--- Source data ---
* start *

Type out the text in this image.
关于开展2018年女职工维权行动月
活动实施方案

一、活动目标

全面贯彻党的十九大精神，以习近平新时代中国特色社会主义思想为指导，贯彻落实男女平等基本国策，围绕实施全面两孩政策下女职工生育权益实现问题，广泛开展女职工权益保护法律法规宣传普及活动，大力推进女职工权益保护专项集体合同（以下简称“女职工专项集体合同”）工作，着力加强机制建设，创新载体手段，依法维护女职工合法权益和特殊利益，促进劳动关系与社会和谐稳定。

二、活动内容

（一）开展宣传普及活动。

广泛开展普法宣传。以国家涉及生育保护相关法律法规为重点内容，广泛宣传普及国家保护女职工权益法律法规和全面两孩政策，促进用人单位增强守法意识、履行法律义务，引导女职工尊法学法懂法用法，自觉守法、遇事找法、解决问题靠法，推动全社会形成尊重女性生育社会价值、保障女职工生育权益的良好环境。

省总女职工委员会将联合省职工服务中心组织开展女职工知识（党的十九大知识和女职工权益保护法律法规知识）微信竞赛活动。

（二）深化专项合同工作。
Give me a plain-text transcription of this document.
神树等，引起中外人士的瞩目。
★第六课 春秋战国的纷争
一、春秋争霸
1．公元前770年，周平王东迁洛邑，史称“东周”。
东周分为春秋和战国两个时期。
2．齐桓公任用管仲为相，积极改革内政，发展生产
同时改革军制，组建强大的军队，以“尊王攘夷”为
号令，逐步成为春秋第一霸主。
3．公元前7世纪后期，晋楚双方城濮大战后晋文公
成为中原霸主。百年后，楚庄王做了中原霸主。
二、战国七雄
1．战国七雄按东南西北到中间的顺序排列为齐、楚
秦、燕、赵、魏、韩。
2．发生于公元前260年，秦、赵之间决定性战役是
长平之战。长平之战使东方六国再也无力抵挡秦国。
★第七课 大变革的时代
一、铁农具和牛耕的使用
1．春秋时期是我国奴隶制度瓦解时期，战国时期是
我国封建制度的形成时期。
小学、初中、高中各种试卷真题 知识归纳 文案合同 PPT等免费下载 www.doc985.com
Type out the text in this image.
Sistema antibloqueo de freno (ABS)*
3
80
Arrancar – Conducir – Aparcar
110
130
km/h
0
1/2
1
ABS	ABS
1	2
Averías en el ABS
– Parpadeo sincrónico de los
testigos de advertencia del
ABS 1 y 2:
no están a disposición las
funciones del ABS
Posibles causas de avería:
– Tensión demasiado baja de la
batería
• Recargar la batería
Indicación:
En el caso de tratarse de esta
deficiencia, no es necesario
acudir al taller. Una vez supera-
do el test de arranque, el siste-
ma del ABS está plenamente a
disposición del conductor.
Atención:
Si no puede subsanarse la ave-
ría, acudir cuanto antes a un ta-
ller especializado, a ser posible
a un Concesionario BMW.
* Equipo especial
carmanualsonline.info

* end *

--- TASK TO CARRY OUT ---
What is needed here is an exact reproduction of all the entries.

--- RESPONSE TO THIS EXERCISE ---
Type out the text in this image.
关于开展2018年女职工维权行动月
活动实施方案

一、活动目标

全面贯彻党的十九大精神，以习近平新时代中国特色社会主义思想为指导，贯彻落实男女平等基本国策，围绕实施全面两孩政策下女职工生育权益实现问题，广泛开展女职工权益保护法律法规宣传普及活动，大力推进女职工权益保护专项集体合同（以下简称“女职工专项集体合同”）工作，着力加强机制建设，创新载体手段，依法维护女职工合法权益和特殊利益，促进劳动关系与社会和谐稳定。

二、活动内容

（一）开展宣传普及活动。

广泛开展普法宣传。以国家涉及生育保护相关法律法规为重点内容，广泛宣传普及国家保护女职工权益法律法规和全面两孩政策，促进用人单位增强守法意识、履行法律义务，引导女职工尊法学法懂法用法，自觉守法、遇事找法、解决问题靠法，推动全社会形成尊重女性生育社会价值、保障女职工生育权益的良好环境。

省总女职工委员会将联合省职工服务中心组织开展女职工知识（党的十九大知识和女职工权益保护法律法规知识）微信竞赛活动。

（二）深化专项合同工作。
Give me a plain-text transcription of this document.
神树等，引起中外人士的瞩目。
★第六课 春秋战国的纷争
一、春秋争霸
1．公元前770年，周平王东迁洛邑，史称“东周”。
东周分为春秋和战国两个时期。
2．齐桓公任用管仲为相，积极改革内政，发展生产
同时改革军制，组建强大的军队，以“尊王攘夷”为
号令，逐步成为春秋第一霸主。
3．公元前7世纪后期，晋楚双方城濮大战后晋文公
成为中原霸主。百年后，楚庄王做了中原霸主。
二、战国七雄
1．战国七雄按东南西北到中间的顺序排列为齐、楚
秦、燕、赵、魏、韩。
2．发生于公元前260年，秦、赵之间决定性战役是
长平之战。长平之战使东方六国再也无力抵挡秦国。
★第七课 大变革的时代
一、铁农具和牛耕的使用
1．春秋时期是我国奴隶制度瓦解时期，战国时期是
我国封建制度的形成时期。
小学、初中、高中各种试卷真题 知识归纳 文案合同 PPT等免费下载 www.doc985.com
Type out the text in this image.
Sistema antibloqueo de freno (ABS)*
3
80
Arrancar – Conducir – Aparcar
110
130
km/h
0
1/2
1
ABS	ABS
1	2
Averías en el ABS
– Parpadeo sincrónico de los
testigos de advertencia del
ABS 1 y 2:
no están a disposición las
funciones del ABS
Posibles causas de avería:
– Tensión demasiado baja de la
batería
• Recargar la batería
Indicación:
En el caso de tratarse de esta
deficiencia, no es necesario
acudir al taller. Una vez supera-
do el test de arranque, el siste-
ma del ABS está plenamente a
disposición del conductor.
Atención:
Si no puede subsanarse la ave-
ría, acudir cuanto antes a un ta-
ller especializado, a ser posible
a un Concesionario BMW.
* Equipo especial
carmanualsonline.info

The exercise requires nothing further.